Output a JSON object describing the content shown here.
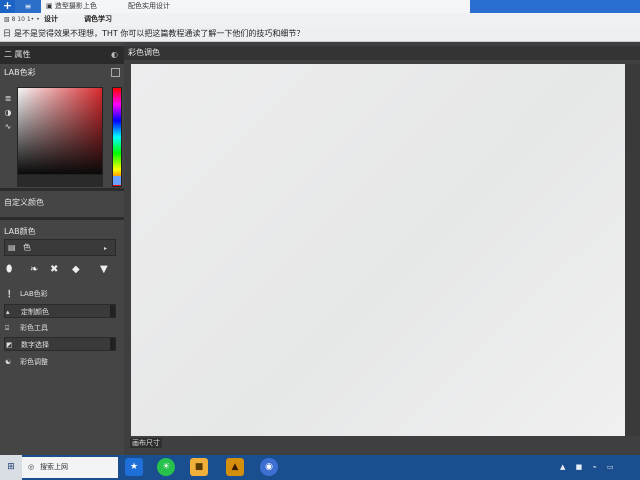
{
  "titlebar": {
    "app_glyph": "+",
    "active_tab_glyph": "≡",
    "tab_1": "▣ 造型摄影上色",
    "tab_2": "配色实用设计"
  },
  "toolbar": {
    "small_icon": "▧ 8 10 1• •",
    "status_1": "设计",
    "status_2": "调色学习"
  },
  "notice": {
    "icon": "日",
    "text": "是不是觉得效果不理想，THT 你可以把这篇教程通读了解一下他们的技巧和细节？"
  },
  "left_panel": {
    "top_header": {
      "label": "二 属性",
      "icon": "◐"
    },
    "color_header": {
      "label": "LAB色彩"
    },
    "color_tools": [
      "≣",
      "◑",
      "∿"
    ],
    "section_1": "自定义颜色",
    "section_2": "LAB颜色",
    "dropdown": {
      "icon": "▤",
      "label": "色",
      "arrow": "▸"
    },
    "shapes": [
      "⬮",
      "❧",
      "✖",
      "◆",
      "▼"
    ],
    "rows": [
      {
        "icon": "❕",
        "label": "LAB色彩",
        "boxed": false
      },
      {
        "icon": "▴",
        "label": "定制颜色",
        "boxed": true
      },
      {
        "icon": "⌹",
        "label": "彩色工具",
        "boxed": false
      },
      {
        "icon": "◩",
        "label": "数字选择",
        "boxed": true
      },
      {
        "icon": "☯",
        "label": "彩色调整",
        "boxed": false
      }
    ]
  },
  "canvas": {
    "header": "彩色调色",
    "status": "画布尺寸"
  },
  "taskbar": {
    "start_glyph": "⊞",
    "search_icon": "◎",
    "search_text": "搜索上网",
    "apps": [
      "★",
      "☀",
      "■",
      "▲",
      "◉"
    ],
    "tray": [
      "▲",
      "■",
      "⌁",
      "▭"
    ]
  }
}
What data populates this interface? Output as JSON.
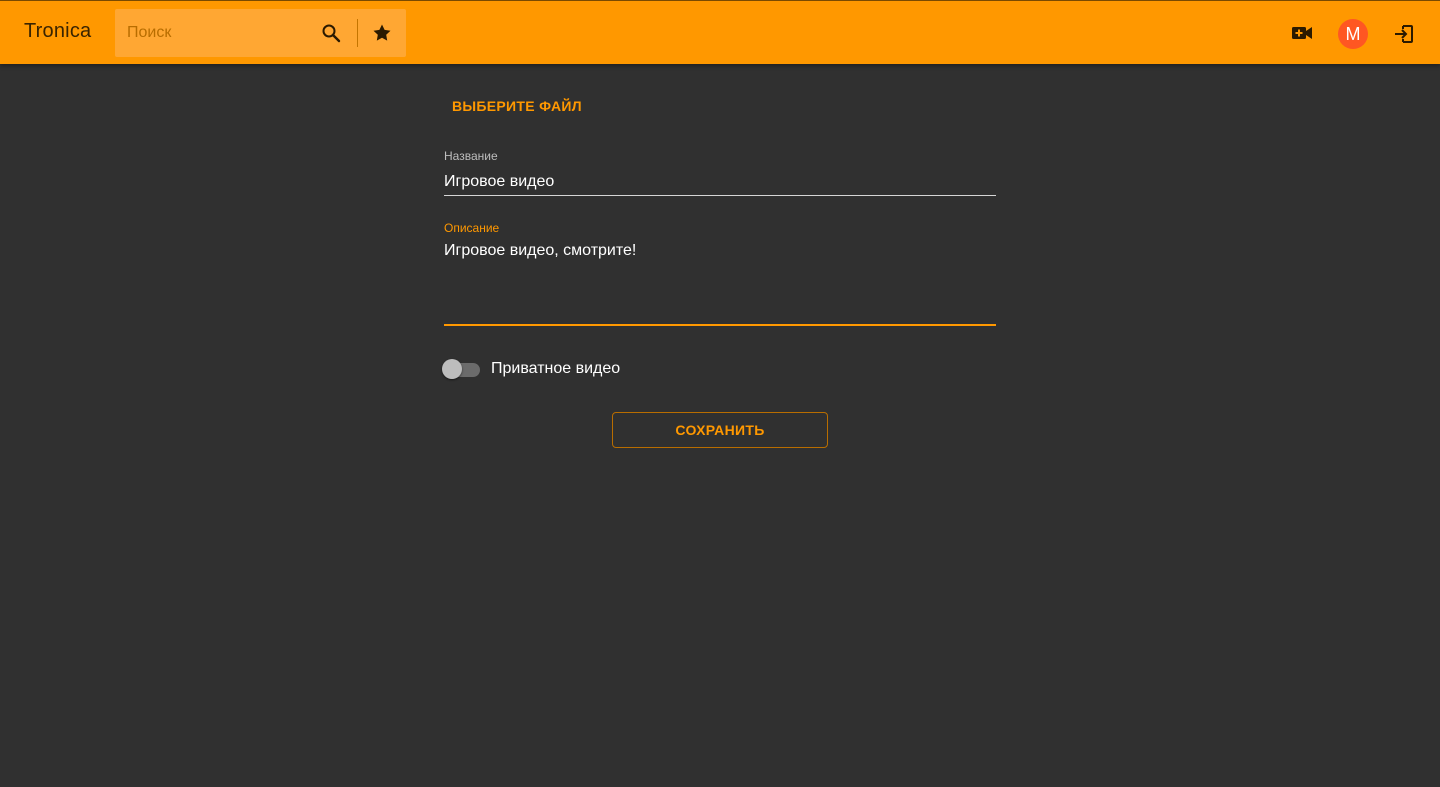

____________________

_SET EXERCISE:_ Make an exact copy of every entry above, minus the images.

_TASK SOLUTION:_
Output a JSON object describing the content shown here.
{
  "titlebar": {
    "app_glyph": "+",
    "active_tab_glyph": "≡",
    "tab_1": "▣ 造型摄影上色",
    "tab_2": "配色实用设计"
  },
  "toolbar": {
    "small_icon": "▧ 8 10 1• •",
    "status_1": "设计",
    "status_2": "调色学习"
  },
  "notice": {
    "icon": "日",
    "text": "是不是觉得效果不理想，THT 你可以把这篇教程通读了解一下他们的技巧和细节？"
  },
  "left_panel": {
    "top_header": {
      "label": "二 属性",
      "icon": "◐"
    },
    "color_header": {
      "label": "LAB色彩"
    },
    "color_tools": [
      "≣",
      "◑",
      "∿"
    ],
    "section_1": "自定义颜色",
    "section_2": "LAB颜色",
    "dropdown": {
      "icon": "▤",
      "label": "色",
      "arrow": "▸"
    },
    "shapes": [
      "⬮",
      "❧",
      "✖",
      "◆",
      "▼"
    ],
    "rows": [
      {
        "icon": "❕",
        "label": "LAB色彩",
        "boxed": false
      },
      {
        "icon": "▴",
        "label": "定制颜色",
        "boxed": true
      },
      {
        "icon": "⌹",
        "label": "彩色工具",
        "boxed": false
      },
      {
        "icon": "◩",
        "label": "数字选择",
        "boxed": true
      },
      {
        "icon": "☯",
        "label": "彩色调整",
        "boxed": false
      }
    ]
  },
  "canvas": {
    "header": "彩色调色",
    "status": "画布尺寸"
  },
  "taskbar": {
    "start_glyph": "⊞",
    "search_icon": "◎",
    "search_text": "搜索上网",
    "apps": [
      "★",
      "☀",
      "■",
      "▲",
      "◉"
    ],
    "tray": [
      "▲",
      "■",
      "⌁",
      "▭"
    ]
  }
}
What data populates this interface? Output as JSON.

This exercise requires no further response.